_Rows_
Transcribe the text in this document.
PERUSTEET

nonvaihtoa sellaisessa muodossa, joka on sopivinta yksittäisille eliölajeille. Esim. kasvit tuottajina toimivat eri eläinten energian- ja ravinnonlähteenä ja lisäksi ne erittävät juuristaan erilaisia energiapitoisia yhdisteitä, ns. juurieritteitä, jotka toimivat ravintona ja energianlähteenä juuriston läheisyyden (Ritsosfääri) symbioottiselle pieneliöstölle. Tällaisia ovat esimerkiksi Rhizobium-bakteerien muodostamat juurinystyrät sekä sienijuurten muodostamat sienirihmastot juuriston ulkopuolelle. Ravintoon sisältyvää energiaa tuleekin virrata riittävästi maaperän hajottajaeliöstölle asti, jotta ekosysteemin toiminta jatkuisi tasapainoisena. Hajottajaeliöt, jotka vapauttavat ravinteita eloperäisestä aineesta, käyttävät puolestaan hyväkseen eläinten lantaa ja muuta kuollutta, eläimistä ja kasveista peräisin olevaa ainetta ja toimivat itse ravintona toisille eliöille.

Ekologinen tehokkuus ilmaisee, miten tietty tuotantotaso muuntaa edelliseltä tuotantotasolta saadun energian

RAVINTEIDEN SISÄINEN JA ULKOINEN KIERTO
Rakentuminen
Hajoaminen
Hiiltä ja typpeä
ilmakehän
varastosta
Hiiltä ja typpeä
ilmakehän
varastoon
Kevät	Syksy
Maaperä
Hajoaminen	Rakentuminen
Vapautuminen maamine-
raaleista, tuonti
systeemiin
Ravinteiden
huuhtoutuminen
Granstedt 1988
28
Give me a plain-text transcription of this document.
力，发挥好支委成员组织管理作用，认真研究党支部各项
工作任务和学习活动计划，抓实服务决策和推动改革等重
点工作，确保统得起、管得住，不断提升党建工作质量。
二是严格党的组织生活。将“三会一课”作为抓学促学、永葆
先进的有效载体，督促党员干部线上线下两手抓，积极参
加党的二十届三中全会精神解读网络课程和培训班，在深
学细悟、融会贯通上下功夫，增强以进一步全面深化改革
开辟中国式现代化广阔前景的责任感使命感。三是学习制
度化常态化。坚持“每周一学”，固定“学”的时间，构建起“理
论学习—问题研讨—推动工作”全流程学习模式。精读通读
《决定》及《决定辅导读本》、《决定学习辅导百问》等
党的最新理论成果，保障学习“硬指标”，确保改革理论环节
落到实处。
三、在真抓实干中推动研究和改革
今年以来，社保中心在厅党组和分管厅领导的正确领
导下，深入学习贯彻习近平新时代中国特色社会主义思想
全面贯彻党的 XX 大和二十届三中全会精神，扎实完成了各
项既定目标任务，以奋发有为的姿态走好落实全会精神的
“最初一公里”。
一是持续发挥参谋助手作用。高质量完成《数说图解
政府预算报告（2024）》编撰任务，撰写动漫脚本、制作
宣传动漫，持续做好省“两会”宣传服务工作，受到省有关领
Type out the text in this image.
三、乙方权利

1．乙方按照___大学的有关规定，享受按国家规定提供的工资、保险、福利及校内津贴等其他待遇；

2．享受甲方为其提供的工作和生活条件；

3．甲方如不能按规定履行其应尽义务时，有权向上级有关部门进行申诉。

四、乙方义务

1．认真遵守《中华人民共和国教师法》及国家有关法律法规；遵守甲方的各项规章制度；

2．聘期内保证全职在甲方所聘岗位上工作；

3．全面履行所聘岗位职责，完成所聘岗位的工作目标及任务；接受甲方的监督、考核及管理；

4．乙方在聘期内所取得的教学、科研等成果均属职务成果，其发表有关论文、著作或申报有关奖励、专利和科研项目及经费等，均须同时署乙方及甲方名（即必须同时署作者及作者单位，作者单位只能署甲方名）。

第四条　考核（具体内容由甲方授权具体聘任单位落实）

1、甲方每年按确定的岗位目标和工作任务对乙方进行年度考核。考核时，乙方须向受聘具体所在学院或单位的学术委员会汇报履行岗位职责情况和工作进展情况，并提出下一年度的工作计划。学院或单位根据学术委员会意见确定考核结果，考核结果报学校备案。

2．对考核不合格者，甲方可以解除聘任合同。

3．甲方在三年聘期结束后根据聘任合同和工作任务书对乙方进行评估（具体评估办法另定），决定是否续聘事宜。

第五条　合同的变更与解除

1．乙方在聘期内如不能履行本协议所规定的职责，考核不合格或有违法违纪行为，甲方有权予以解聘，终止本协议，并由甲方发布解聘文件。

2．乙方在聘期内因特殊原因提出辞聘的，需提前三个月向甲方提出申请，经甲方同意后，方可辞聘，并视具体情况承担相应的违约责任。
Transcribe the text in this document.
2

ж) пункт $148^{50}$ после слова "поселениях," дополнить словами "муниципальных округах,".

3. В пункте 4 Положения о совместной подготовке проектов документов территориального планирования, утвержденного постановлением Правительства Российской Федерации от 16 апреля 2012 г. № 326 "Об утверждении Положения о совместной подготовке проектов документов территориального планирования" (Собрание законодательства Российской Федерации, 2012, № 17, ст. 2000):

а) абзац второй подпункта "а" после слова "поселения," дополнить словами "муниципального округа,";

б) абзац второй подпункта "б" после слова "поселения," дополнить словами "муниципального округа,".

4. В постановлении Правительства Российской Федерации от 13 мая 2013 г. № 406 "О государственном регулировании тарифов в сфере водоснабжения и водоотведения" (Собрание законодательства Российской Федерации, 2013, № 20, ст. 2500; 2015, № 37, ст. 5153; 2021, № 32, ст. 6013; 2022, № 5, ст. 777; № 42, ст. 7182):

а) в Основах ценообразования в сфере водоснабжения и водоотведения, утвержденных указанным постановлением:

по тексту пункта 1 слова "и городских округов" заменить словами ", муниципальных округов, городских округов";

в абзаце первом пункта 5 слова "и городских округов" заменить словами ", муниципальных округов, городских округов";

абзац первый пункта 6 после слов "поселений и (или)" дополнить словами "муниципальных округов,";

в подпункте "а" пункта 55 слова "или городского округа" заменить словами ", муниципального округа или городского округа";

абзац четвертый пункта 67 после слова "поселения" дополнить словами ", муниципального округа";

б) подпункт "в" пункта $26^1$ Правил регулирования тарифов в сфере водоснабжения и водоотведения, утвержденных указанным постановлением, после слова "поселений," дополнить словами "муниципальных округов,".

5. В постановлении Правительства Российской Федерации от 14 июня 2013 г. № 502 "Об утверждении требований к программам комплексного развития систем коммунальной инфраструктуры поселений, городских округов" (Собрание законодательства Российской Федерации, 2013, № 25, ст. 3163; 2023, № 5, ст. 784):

_Exercise_
Give nothing but the number of lines containing the string "утвержденных".

_Output of the exercise_
2